DIRECTIONS FOR THIS TASK => Give the listing again exactly, omitting its images.

★ ★ ★ ★

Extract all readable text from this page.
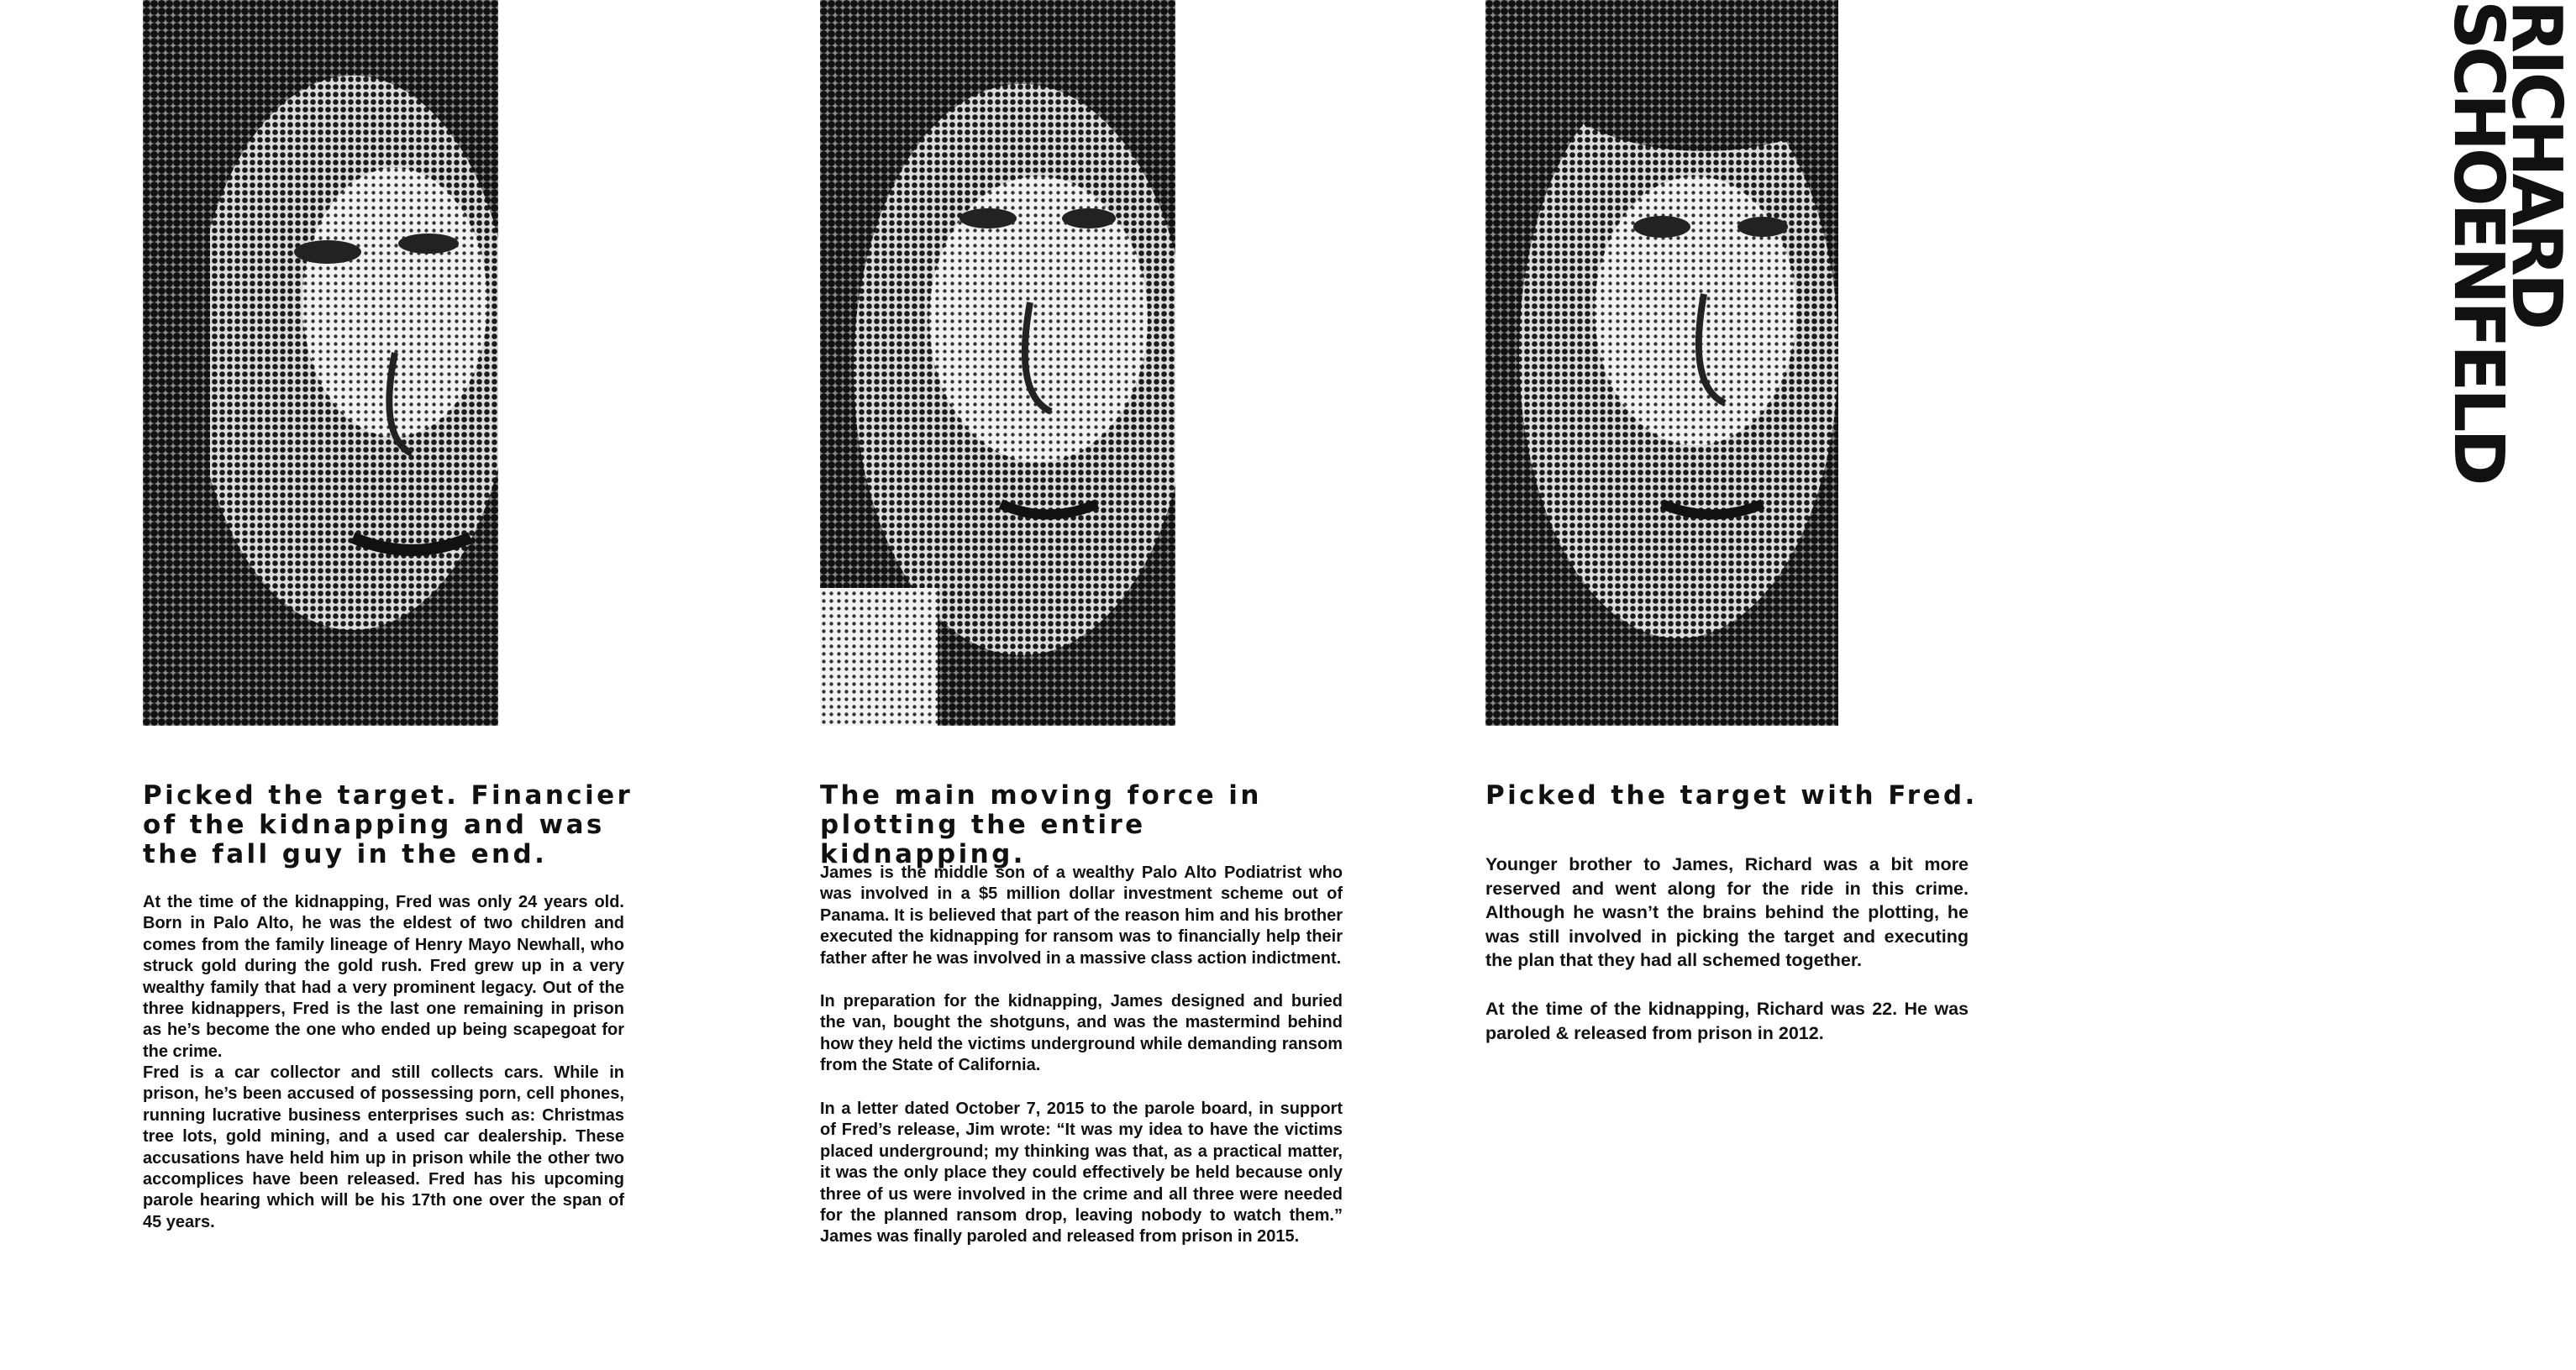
Picked the target. Financier of the kidnapping and was the fall guy in the end.

At the time of the kidnapping, Fred was only 24 years old. Born in Palo Alto, he was the eldest of two children and comes from the family lineage of Henry Mayo Newhall, who struck gold during the gold rush. Fred grew up in a very wealthy family that had a very prominent legacy. Out of the three kidnappers, Fred is the last one remaining in prison as he’s become the one who ended up being scapegoat for the crime.

Fred is a car collector and still collects cars. While in prison, he’s been accused of possessing porn, cell phones, running lucrative business enterprises such as: Christmas tree lots, gold mining, and a used car dealership. These accusations have held him up in prison while the other two accomplices have been released. Fred has his upcoming parole hearing which will be his 17th one over the span of 45 years.

The main moving force in plotting the entire kidnapping.

James is the middle son of a wealthy Palo Alto Podiatrist who was involved in a $5 million dollar investment scheme out of Panama. It is believed that part of the reason him and his brother executed the kidnapping for ransom was to financially help their father after he was involved in a massive class action indictment.

In preparation for the kidnapping, James designed and buried the van, bought the shotguns, and was the mastermind behind how they held the victims underground while demanding ransom from the State of California.

In a letter dated October 7, 2015 to the parole board, in support of Fred’s release, Jim wrote: “It was my idea to have the victims placed underground; my thinking was that, as a practical matter, it was the only place they could effectively be held because only three of us were involved in the crime and all three were needed for the planned ransom drop, leaving nobody to watch them.” James was finally paroled and released from prison in 2015.

RICHARD
SCHOENFELD
Picked the target with Fred.

Younger brother to James, Richard was a bit more reserved and went along for the ride in this crime. Although he wasn’t the brains behind the plotting, he was still involved in picking the target and executing the plan that they had all schemed together.

At the time of the kidnapping, Richard was 22. He was paroled & released from prison in 2012.
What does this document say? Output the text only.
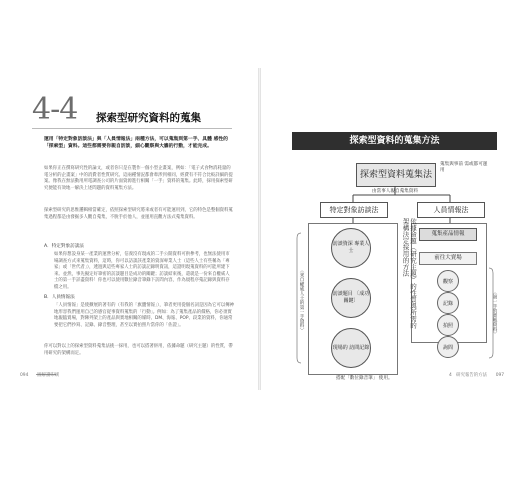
4-4 探索型研究資料的蒐集
運用「特定對象訪談法」與「人員情報法」兩種方法，可以蒐集到第一手、具體 感性的「探索型」資料。這些都需要你親自訪談，細心觀察與大膽的行動，才能完成。
如果你正在撰寫研究性的論文，或者你只是在製作一個小型企畫案，例如：「電子式食物消耗量的電分析的企畫案」中的消費者性質研究。這兩種情況都會牽涉到相同，經費有不符合比較詳細的提案。像我在無法動用所電調查公司的片面資源進行相關「一手」資料的蒐集。此時，採用探索型研究便能有效地一解決上述問題的資料蒐集方法。
探索型研究的思惟邏輯相當確定，依照探索型研究將來或者有可能運用到，它的特色是整個資料蒐集過程都是由發掘多人觀自蒐集，不脫手於他人，並運用直觀方法式蒐集資料。
A．特定對象訪談法
如果你想設身某一產業的運營分析，信義沒有現成的二手公開資料可供參考，也無法使用市場調查方式來蒐集資料，這時，你可以訪談該產業的資深專業人士（這些人士有些稱為「專家」或「世代者」），透過與這些專家人士的訪談記錄明資訊，這證明現蒐資料的可能所建下來。並然，事先擬定好筆密的訪談題目是成功的關鍵；訪談結束後，還就是一份來自權威人士的第一手詳盡資料！你也可以使用數位錄音筆錄下訪問內容，作為規程序蒐記錄與資料存檔之用。
B．人員情報法
「人員情報」是使擴展的著有的（有我的「旗鹽情報」），筆者更用從個名詞是因為它可以傳神地形容我們運用自己的感官從事資料蒐集的「行動」。例如：為了蒐集產品的價格，你必須實地親臨賣場，對陳列架上的產品與實地相關的媒時、DM、海報、POP、段業的資料，你通常要把它們抄寫、記錄、錄音整理，甚至以實拍照片當你的「佐證」。
你可以對以上的探索型資料蒐集法挑一採用，也可以搭著併用，依據命題（研究主題）的性質，帶用研究的架構而定。
094　　圖解讀印刷
探索型資料的蒐集方法
探索型資料蒐集法
蒐集與事前 需或都可運用
由當事人親自蒐集資料
特定對象訪談法	人員情報法
訪談資深 專業人士
訪談題目 〔成功關鍵〕
現場的 訪問記錄
蒐集產品情報
前往大賣場
觀察
記錄
拍照
詢問
〈來自權威人士的第一手資料〉	依據命題（研究主題）的性質與所需的架構決定採用的方法
〈第一手的實地資料〉
搭配「數位錄音筆」 使用。
4　研究報告的方法　　097
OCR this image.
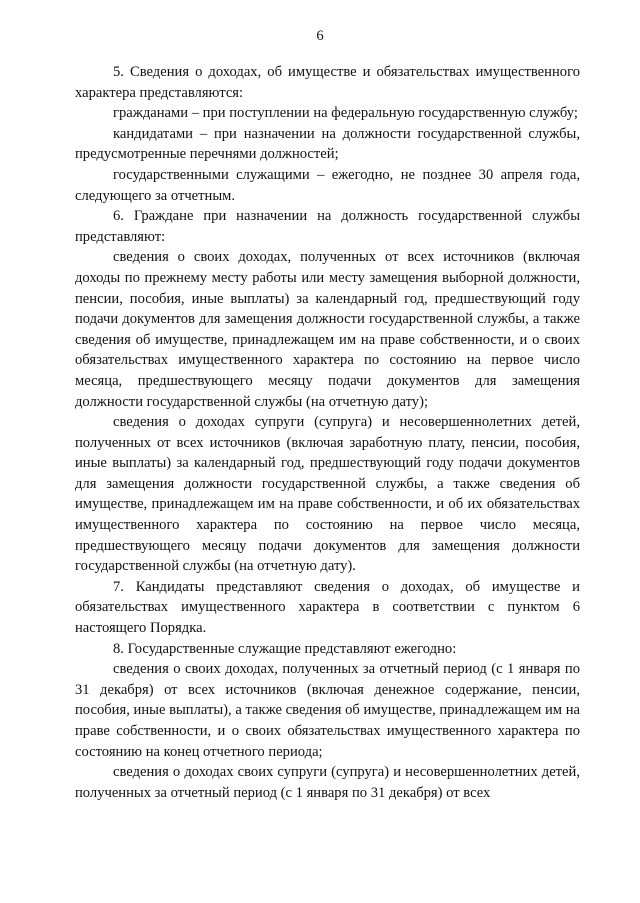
6

5. Сведения о доходах, об имуществе и обязательствах имущественного характера представляются:

гражданами – при поступлении на федеральную государственную службу;

кандидатами – при назначении на должности государственной службы, предусмотренные перечнями должностей;

государственными служащими – ежегодно, не позднее 30 апреля года, следующего за отчетным.

6. Граждане при назначении на должность государственной службы представляют:

сведения о своих доходах, полученных от всех источников (включая доходы по прежнему месту работы или месту замещения выборной должности, пенсии, пособия, иные выплаты) за календарный год, предшествующий году подачи документов для замещения должности государственной службы, а также сведения об имуществе, принадлежащем им на праве собственности, и о своих обязательствах имущественного характера по состоянию на первое число месяца, предшествующего месяцу подачи документов для замещения должности государственной службы (на отчетную дату);

сведения о доходах супруги (супруга) и несовершеннолетних детей, полученных от всех источников (включая заработную плату, пенсии, пособия, иные выплаты) за календарный год, предшествующий году подачи документов для замещения должности государственной службы, а также сведения об имуществе, принадлежащем им на праве собственности, и об их обязательствах имущественного характера по состоянию на первое число месяца, предшествующего месяцу подачи документов для замещения должности государственной службы (на отчетную дату).

7. Кандидаты представляют сведения о доходах, об имуществе и обязательствах имущественного характера в соответствии с пунктом 6 настоящего Порядка.

8. Государственные служащие представляют ежегодно:

сведения о своих доходах, полученных за отчетный период (с 1 января по 31 декабря) от всех источников (включая денежное содержание, пенсии, пособия, иные выплаты), а также сведения об имуществе, принадлежащем им на праве собственности, и о своих обязательствах имущественного характера по состоянию на конец отчетного периода;

сведения о доходах своих супруги (супруга) и несовершеннолетних детей, полученных за отчетный период (с 1 января по 31 декабря) от всех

★ ★ ★ ★

EXERCISE ANSWER =>
Extract all readable text from this page.
Picked the target. Financier of the kidnapping and was the fall guy in the end.

At the time of the kidnapping, Fred was only 24 years old. Born in Palo Alto, he was the eldest of two children and comes from the family lineage of Henry Mayo Newhall, who struck gold during the gold rush. Fred grew up in a very wealthy family that had a very prominent legacy. Out of the three kidnappers, Fred is the last one remaining in prison as he’s become the one who ended up being scapegoat for the crime.

Fred is a car collector and still collects cars. While in prison, he’s been accused of possessing porn, cell phones, running lucrative business enterprises such as: Christmas tree lots, gold mining, and a used car dealership. These accusations have held him up in prison while the other two accomplices have been released. Fred has his upcoming parole hearing which will be his 17th one over the span of 45 years.

The main moving force in plotting the entire kidnapping.

James is the middle son of a wealthy Palo Alto Podiatrist who was involved in a $5 million dollar investment scheme out of Panama. It is believed that part of the reason him and his brother executed the kidnapping for ransom was to financially help their father after he was involved in a massive class action indictment.

In preparation for the kidnapping, James designed and buried the van, bought the shotguns, and was the mastermind behind how they held the victims underground while demanding ransom from the State of California.

In a letter dated October 7, 2015 to the parole board, in support of Fred’s release, Jim wrote: “It was my idea to have the victims placed underground; my thinking was that, as a practical matter, it was the only place they could effectively be held because only three of us were involved in the crime and all three were needed for the planned ransom drop, leaving nobody to watch them.” James was finally paroled and released from prison in 2015.

RICHARD
SCHOENFELD
Picked the target with Fred.

Younger brother to James, Richard was a bit more reserved and went along for the ride in this crime. Although he wasn’t the brains behind the plotting, he was still involved in picking the target and executing the plan that they had all schemed together.

At the time of the kidnapping, Richard was 22. He was paroled & released from prison in 2012.
What does this document say? Output the text only.
4-4 探索型研究資料的蒐集
運用「特定對象訪談法」與「人員情報法」兩種方法，可以蒐集到第一手、具體 感性的「探索型」資料。這些都需要你親自訪談，細心觀察與大膽的行動，才能完成。
如果你正在撰寫研究性的論文，或者你只是在製作一個小型企畫案，例如：「電子式食物消耗量的電分析的企畫案」中的消費者性質研究。這兩種情況都會牽涉到相同，經費有不符合比較詳細的提案。像我在無法動用所電調查公司的片面資源進行相關「一手」資料的蒐集。此時，採用探索型研究便能有效地一解決上述問題的資料蒐集方法。
探索型研究的思惟邏輯相當確定，依照探索型研究將來或者有可能運用到，它的特色是整個資料蒐集過程都是由發掘多人觀自蒐集，不脫手於他人，並運用直觀方法式蒐集資料。
A．特定對象訪談法
如果你想設身某一產業的運營分析，信義沒有現成的二手公開資料可供參考，也無法使用市場調查方式來蒐集資料，這時，你可以訪談該產業的資深專業人士（這些人士有些稱為「專家」或「世代者」），透過與這些專家人士的訪談記錄明資訊，這證明現蒐資料的可能所建下來。並然，事先擬定好筆密的訪談題目是成功的關鍵；訪談結束後，還就是一份來自權威人士的第一手詳盡資料！你也可以使用數位錄音筆錄下訪問內容，作為規程序蒐記錄與資料存檔之用。
B．人員情報法
「人員情報」是使擴展的著有的（有我的「旗鹽情報」），筆者更用從個名詞是因為它可以傳神地形容我們運用自己的感官從事資料蒐集的「行動」。例如：為了蒐集產品的價格，你必須實地親臨賣場，對陳列架上的產品與實地相關的媒時、DM、海報、POP、段業的資料，你通常要把它們抄寫、記錄、錄音整理，甚至以實拍照片當你的「佐證」。
你可以對以上的探索型資料蒐集法挑一採用，也可以搭著併用，依據命題（研究主題）的性質，帶用研究的架構而定。
094　　圖解讀印刷
探索型資料的蒐集方法
探索型資料蒐集法
蒐集與事前 需或都可運用
由當事人親自蒐集資料
特定對象訪談法	人員情報法
訪談資深 專業人士
訪談題目 〔成功關鍵〕
現場的 訪問記錄
蒐集產品情報
前往大賣場
觀察
記錄
拍照
詢問
〈來自權威人士的第一手資料〉	依據命題（研究主題）的性質與所需的架構決定採用的方法
〈第一手的實地資料〉
搭配「數位錄音筆」 使用。
4　研究報告的方法　　097
OCR this image.
6

5. Сведения о доходах, об имуществе и обязательствах имущественного характера представляются:

гражданами – при поступлении на федеральную государственную службу;

кандидатами – при назначении на должности государственной службы, предусмотренные перечнями должностей;

государственными служащими – ежегодно, не позднее 30 апреля года, следующего за отчетным.

6. Граждане при назначении на должность государственной службы представляют:

сведения о своих доходах, полученных от всех источников (включая доходы по прежнему месту работы или месту замещения выборной должности, пенсии, пособия, иные выплаты) за календарный год, предшествующий году подачи документов для замещения должности государственной службы, а также сведения об имуществе, принадлежащем им на праве собственности, и о своих обязательствах имущественного характера по состоянию на первое число месяца, предшествующего месяцу подачи документов для замещения должности государственной службы (на отчетную дату);

сведения о доходах супруги (супруга) и несовершеннолетних детей, полученных от всех источников (включая заработную плату, пенсии, пособия, иные выплаты) за календарный год, предшествующий году подачи документов для замещения должности государственной службы, а также сведения об имуществе, принадлежащем им на праве собственности, и об их обязательствах имущественного характера по состоянию на первое число месяца, предшествующего месяцу подачи документов для замещения должности государственной службы (на отчетную дату).

7. Кандидаты представляют сведения о доходах, об имуществе и обязательствах имущественного характера в соответствии с пунктом 6 настоящего Порядка.

8. Государственные служащие представляют ежегодно:

сведения о своих доходах, полученных за отчетный период (с 1 января по 31 декабря) от всех источников (включая денежное содержание, пенсии, пособия, иные выплаты), а также сведения об имуществе, принадлежащем им на праве собственности, и о своих обязательствах имущественного характера по состоянию на конец отчетного периода;

сведения о доходах своих супруги (супруга) и несовершеннолетних детей, полученных за отчетный период (с 1 января по 31 декабря) от всех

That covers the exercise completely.